Where a line contains the string "Lucas", copy that line.
***** Data excerpts *****
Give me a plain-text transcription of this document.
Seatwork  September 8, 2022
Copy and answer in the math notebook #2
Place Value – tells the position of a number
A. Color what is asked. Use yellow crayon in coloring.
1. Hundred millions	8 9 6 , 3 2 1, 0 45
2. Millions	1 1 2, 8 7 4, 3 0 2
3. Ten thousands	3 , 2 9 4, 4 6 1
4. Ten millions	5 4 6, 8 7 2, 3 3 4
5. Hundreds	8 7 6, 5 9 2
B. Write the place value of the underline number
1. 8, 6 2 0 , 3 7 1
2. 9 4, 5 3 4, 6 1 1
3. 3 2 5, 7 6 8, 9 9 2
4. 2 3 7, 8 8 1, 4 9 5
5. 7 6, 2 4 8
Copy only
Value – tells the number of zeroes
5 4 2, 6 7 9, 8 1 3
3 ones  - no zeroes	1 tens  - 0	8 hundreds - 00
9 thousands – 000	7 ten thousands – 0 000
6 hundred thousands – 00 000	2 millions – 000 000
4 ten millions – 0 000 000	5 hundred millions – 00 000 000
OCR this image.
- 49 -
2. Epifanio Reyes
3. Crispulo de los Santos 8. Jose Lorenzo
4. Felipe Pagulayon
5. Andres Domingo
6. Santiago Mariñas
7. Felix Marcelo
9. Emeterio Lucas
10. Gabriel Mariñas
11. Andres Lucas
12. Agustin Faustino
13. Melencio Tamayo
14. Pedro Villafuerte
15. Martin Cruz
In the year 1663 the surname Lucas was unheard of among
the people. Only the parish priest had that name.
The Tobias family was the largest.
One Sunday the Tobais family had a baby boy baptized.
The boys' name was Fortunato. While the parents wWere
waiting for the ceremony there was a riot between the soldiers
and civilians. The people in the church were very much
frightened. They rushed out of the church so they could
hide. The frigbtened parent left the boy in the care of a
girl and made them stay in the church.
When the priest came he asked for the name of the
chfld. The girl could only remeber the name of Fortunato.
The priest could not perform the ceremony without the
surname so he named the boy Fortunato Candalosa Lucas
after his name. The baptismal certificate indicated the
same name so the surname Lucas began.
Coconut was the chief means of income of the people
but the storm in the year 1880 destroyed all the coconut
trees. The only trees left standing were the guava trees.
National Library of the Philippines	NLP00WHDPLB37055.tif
*****
Full answer
9. Emeterio Lucas
11. Andres Lucas
In the year 1663 the surname Lucas was unheard of among
surname so he named the boy Fortunato Candalosa Lucas
same name so the surname Lucas began.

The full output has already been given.